*PROBLEM TO SOLVE*.
Your task is to write out the lines from the line containing "What's the underlying" through the last line of the material, exactly.

** Start of EXCERPTED RECORDS **

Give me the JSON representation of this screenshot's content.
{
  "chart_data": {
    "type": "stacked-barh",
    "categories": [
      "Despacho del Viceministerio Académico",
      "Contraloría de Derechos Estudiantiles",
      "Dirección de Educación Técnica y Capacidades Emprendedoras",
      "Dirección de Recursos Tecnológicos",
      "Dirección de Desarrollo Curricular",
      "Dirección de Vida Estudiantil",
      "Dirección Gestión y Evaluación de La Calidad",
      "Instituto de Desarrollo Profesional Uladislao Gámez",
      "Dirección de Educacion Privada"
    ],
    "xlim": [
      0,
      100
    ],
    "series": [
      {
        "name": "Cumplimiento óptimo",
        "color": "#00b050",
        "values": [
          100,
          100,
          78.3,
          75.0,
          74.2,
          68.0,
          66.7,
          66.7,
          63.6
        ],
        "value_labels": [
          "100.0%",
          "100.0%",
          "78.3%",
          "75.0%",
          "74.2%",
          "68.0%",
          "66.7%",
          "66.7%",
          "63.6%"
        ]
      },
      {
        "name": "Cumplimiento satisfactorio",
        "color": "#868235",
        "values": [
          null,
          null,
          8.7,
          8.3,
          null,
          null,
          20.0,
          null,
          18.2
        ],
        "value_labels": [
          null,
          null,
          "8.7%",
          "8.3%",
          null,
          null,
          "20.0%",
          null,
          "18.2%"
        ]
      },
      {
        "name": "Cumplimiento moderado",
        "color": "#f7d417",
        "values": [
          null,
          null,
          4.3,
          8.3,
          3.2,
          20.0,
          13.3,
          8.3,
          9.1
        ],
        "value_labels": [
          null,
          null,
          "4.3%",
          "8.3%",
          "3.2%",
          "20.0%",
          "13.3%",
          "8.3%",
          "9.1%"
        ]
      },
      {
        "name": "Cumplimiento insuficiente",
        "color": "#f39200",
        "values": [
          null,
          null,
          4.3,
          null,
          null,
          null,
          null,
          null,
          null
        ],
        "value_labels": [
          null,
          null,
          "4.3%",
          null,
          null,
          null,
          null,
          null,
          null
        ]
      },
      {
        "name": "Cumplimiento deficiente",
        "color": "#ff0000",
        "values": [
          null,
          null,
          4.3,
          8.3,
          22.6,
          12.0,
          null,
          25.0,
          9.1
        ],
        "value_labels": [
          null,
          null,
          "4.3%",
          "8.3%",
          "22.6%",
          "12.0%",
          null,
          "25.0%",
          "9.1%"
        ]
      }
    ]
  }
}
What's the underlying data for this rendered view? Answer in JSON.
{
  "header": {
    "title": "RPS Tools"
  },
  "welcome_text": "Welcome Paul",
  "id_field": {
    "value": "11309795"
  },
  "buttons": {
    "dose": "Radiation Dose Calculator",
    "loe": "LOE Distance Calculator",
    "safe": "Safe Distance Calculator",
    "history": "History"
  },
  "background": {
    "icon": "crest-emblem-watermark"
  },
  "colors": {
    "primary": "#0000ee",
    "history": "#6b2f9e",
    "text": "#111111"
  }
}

** End of EXCERPTED RECORDS **

*TASK RESULT*.
What's the underlying data for this rendered view? Answer in JSON.
{
  "header": {
    "title": "RPS Tools"
  },
  "welcome_text": "Welcome Paul",
  "id_field": {
    "value": "11309795"
  },
  "buttons": {
    "dose": "Radiation Dose Calculator",
    "loe": "LOE Distance Calculator",
    "safe": "Safe Distance Calculator",
    "history": "History"
  },
  "background": {
    "icon": "crest-emblem-watermark"
  },
  "colors": {
    "primary": "#0000ee",
    "history": "#6b2f9e",
    "text": "#111111"
  }
}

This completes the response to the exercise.